On 16/03/14 04:31, Ying Jiang wrote:
Dear Andy,
I greatly appreciate your detailed explanations. I've studied all the
examples and the links you mentioned. I'll try to summarise here with
further questions below:
1. We have 2 possible ways for the project: "variables-as-columns" and
"property tables". I can understand both the ideas, thanks to your
instructions. The former one has its issues you pointed out, and the
latter one seems to make more sense for the users. Do you mean we
should discard the former one and focus on the latter in this project?
Yes - "predicates-for-columns" = "property tables"
From that, you can recover "variables-as-columns" by query pattern.
The reverse is messy at best. Either very unnatural variable names to
stop clashes or beign careful about scoping (and that will confuse people).
2. We can have some lessons learned from SQL-to-RDF work. But CSV
(even regular-shaped CSV) is different from database in some ways,
which requires us to dig in deeper on the details. Some questions
like:
The W3C "CSV on the Web Working Group" [1] is working on a standard
mechanism for converting CSV to other forms, RDF included. The details
of that mechanism aren't clear yet and won't be in time for the project
- it's an area that (my current belief) will chop and change a fair bit
in getting to a final specification.

(Listings of element regions)
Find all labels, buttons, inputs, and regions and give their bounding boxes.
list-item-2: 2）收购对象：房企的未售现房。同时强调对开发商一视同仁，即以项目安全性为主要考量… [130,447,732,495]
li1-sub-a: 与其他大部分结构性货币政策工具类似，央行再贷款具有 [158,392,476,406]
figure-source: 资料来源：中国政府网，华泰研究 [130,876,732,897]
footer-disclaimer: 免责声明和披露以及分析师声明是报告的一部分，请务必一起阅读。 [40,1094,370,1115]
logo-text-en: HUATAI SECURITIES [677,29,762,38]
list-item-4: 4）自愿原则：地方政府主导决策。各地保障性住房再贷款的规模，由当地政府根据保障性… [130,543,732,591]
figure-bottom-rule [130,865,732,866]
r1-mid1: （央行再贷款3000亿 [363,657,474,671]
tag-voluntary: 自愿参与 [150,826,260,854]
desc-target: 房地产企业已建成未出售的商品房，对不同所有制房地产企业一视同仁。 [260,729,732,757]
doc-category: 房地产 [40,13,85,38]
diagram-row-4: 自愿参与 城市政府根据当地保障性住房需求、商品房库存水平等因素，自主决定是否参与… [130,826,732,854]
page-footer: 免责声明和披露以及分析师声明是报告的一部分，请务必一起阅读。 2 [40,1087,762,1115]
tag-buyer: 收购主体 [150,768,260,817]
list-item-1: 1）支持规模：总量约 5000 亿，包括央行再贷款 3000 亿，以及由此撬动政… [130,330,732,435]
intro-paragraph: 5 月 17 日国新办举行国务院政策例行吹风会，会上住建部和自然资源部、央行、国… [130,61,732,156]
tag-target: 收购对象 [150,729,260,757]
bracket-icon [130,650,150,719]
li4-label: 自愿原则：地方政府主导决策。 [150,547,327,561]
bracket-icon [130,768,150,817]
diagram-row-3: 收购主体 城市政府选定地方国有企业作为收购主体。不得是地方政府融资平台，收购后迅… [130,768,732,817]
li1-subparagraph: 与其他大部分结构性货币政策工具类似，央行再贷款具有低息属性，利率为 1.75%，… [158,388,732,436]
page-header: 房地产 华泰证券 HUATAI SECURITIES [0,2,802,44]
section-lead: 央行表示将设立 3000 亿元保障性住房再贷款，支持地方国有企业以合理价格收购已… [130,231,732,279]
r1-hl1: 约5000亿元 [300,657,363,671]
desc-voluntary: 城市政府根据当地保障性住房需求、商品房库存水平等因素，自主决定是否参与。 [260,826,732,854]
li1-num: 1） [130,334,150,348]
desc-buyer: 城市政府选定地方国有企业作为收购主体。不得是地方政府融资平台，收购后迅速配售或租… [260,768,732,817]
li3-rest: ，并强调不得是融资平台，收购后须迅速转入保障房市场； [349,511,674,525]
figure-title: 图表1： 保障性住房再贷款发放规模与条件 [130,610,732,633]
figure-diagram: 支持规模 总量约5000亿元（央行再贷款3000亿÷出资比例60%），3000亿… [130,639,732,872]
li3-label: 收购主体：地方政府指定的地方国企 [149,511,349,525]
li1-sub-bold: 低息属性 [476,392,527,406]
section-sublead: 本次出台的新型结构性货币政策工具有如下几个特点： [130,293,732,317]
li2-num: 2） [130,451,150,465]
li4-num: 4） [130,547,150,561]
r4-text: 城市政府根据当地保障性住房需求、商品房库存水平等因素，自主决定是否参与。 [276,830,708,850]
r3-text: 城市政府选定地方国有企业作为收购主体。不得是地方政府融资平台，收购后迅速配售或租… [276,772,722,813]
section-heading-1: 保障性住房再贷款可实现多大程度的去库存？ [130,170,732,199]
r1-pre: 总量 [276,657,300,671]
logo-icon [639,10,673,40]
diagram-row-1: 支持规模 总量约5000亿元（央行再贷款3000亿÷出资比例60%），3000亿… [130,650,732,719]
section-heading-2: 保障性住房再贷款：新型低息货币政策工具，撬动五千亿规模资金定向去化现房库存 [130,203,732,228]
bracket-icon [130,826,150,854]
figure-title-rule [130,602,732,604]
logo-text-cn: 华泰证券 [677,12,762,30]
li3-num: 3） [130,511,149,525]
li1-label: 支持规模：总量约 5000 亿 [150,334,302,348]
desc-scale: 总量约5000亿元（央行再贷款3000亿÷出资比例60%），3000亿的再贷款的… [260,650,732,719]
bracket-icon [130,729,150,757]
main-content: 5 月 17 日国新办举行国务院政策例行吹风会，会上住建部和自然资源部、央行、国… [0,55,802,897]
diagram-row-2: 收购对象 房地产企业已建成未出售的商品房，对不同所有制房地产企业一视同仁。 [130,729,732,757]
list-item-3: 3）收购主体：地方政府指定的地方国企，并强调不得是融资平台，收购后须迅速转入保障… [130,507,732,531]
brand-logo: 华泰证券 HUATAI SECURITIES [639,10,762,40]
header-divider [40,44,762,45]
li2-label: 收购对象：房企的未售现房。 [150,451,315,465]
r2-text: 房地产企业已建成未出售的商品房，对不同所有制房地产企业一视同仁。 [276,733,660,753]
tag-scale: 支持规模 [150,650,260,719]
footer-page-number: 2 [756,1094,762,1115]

**PROMPT A:**
From the email thread about converting CSV to RDF, copy the passage starting at "The reverse is" and ending at "a final specification.".
**PROMPT B:**
Pick up the email thread about converting CSV to RDF after its final sentence and keep writing it.

**TASK RESPONSE A:**
The reverse is messy at best. Either very unnatural variable names to
stop clashes or beign careful about scoping (and that will confuse people).
2. We can have some lessons learned from SQL-to-RDF work. But CSV
(even regular-shaped CSV) is different from database in some ways,
which requires us to dig in deeper on the details. Some questions
like:
The W3C "CSV on the Web Working Group" [1] is working on a standard
mechanism for converting CSV to other forms, RDF included. The details
of that mechanism aren't clear yet and won't be in time for the project
- it's an area that (my current belief) will chop and change a fair bit
in getting to a final specification.

**TASK RESPONSE B:**
The area of CSV-RDF is bigger than a GSoC project anyway and fairly open
ended given all the sorts of the things people do with CSV files (e.g.
encoding author lists in fields).
But there is a simpler case - one need is a "direct mapping" whereby a
CSV file with no additional metadata is mapped to RDF. I think we can
focus on a design for this in the project.
The translation is fixed : blank node for each row (addresses the
primary key issue - and alternative below), the base URL of the CSV file
is used to generate the predicate names.
Then, the project gets all the machinery working - otherwise the output
will CSV to RDF without the Jena architectural chnages to support it in
the long term.
[1] https://www.w3.org/2013/csvw/wiki/Main_Page
2.1 How to determine the data type of the column? All the values in
CSV are firstly parsed as Strings line by line. Suppose the parser
found a number string of "123000.0", how can we know whether it's an
integer, a float/double or even just a string in RDF?
Initially, they can be strings.
Later, and maybe an option the user can turn on, then a dynamic choice
which is a posh way of saying attempt to parse it as an integer and if
it passes, it's an integer. Spreadsheets do this guessing.
"Duck datatyping" - if it looks like an integer (decimal, double, date)
it is an integer (decimal, double, date).
Actually, this is then the same as tokenizing and there is code to reuse
to do that.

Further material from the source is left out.